■ **Objective**
Pictures stay out of the copy; set down each line of the listing below exactly.
▬▬▬▬▬▬▬▬▬▬
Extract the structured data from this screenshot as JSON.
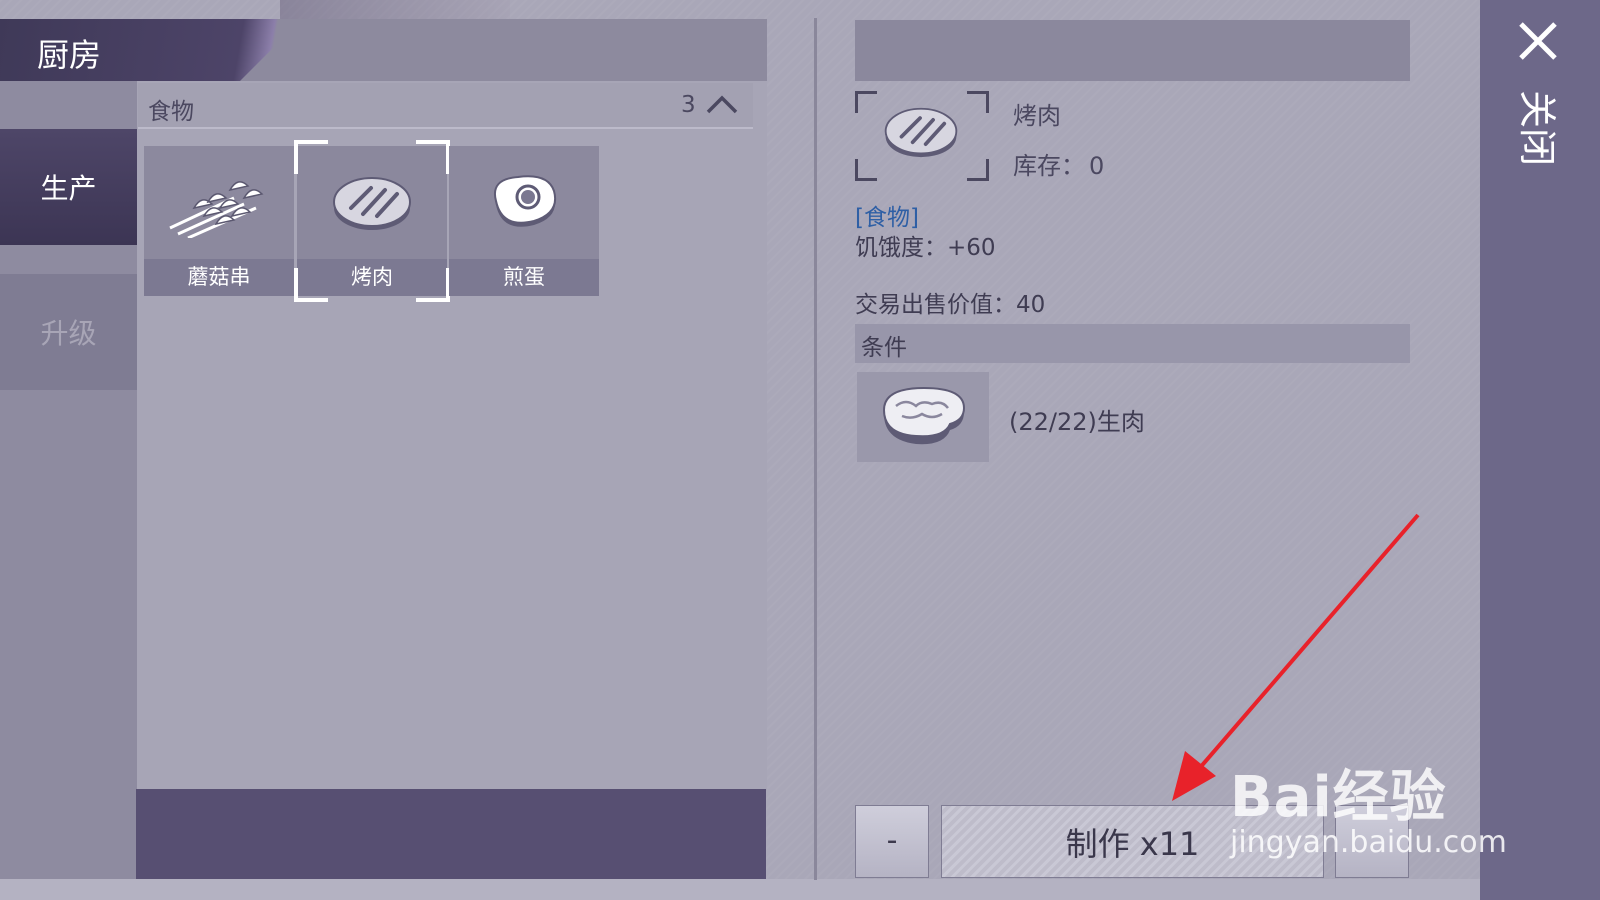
{
  "window": {
    "title": "厨房"
  },
  "side_tabs": [
    {
      "label": "生产",
      "active": true
    },
    {
      "label": "升级",
      "active": false
    }
  ],
  "category": {
    "label": "食物",
    "count": "3",
    "chevron_icon": "chevron-up-icon"
  },
  "recipes": [
    {
      "label": "蘑菇串",
      "icon": "mushroom-skewer-icon",
      "selected": false
    },
    {
      "label": "烤肉",
      "icon": "grilled-meat-icon",
      "selected": true
    },
    {
      "label": "煎蛋",
      "icon": "fried-egg-icon",
      "selected": false
    }
  ],
  "detail": {
    "name": "烤肉",
    "stock_label": "库存：",
    "stock_value": "0",
    "tag": "[食物]",
    "hunger": "饥饿度：+60",
    "price": "交易出售价值：40",
    "conditions_label": "条件",
    "condition": {
      "text": "(22/22)生肉",
      "icon": "raw-meat-icon"
    }
  },
  "actions": {
    "minus_label": "-",
    "make_label": "制作 x11",
    "plus_label": "+"
  },
  "close": {
    "label": "关闭",
    "icon": "close-icon"
  },
  "watermark": {
    "brand": "Bai经验",
    "url": "jingyan.baidu.com"
  },
  "colors": {
    "panel_dark": "#574f72",
    "accent_purple": "#4e4668",
    "tag_blue": "#2e5fa5",
    "arrow_red": "#e8222a"
  }
}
▬▬▬▬▬▬▬▬▬▬
■ **Output for this task**
Extract the structured data from this screenshot as JSON.
{
  "window": {
    "title": "厨房"
  },
  "side_tabs": [
    {
      "label": "生产",
      "active": true
    },
    {
      "label": "升级",
      "active": false
    }
  ],
  "category": {
    "label": "食物",
    "count": "3",
    "chevron_icon": "chevron-up-icon"
  },
  "recipes": [
    {
      "label": "蘑菇串",
      "icon": "mushroom-skewer-icon",
      "selected": false
    },
    {
      "label": "烤肉",
      "icon": "grilled-meat-icon",
      "selected": true
    },
    {
      "label": "煎蛋",
      "icon": "fried-egg-icon",
      "selected": false
    }
  ],
  "detail": {
    "name": "烤肉",
    "stock_label": "库存：",
    "stock_value": "0",
    "tag": "[食物]",
    "hunger": "饥饿度：+60",
    "price": "交易出售价值：40",
    "conditions_label": "条件",
    "condition": {
      "text": "(22/22)生肉",
      "icon": "raw-meat-icon"
    }
  },
  "actions": {
    "minus_label": "-",
    "make_label": "制作 x11",
    "plus_label": "+"
  },
  "close": {
    "label": "关闭",
    "icon": "close-icon"
  },
  "watermark": {
    "brand": "Bai经验",
    "url": "jingyan.baidu.com"
  },
  "colors": {
    "panel_dark": "#574f72",
    "accent_purple": "#4e4668",
    "tag_blue": "#2e5fa5",
    "arrow_red": "#e8222a"
  }
}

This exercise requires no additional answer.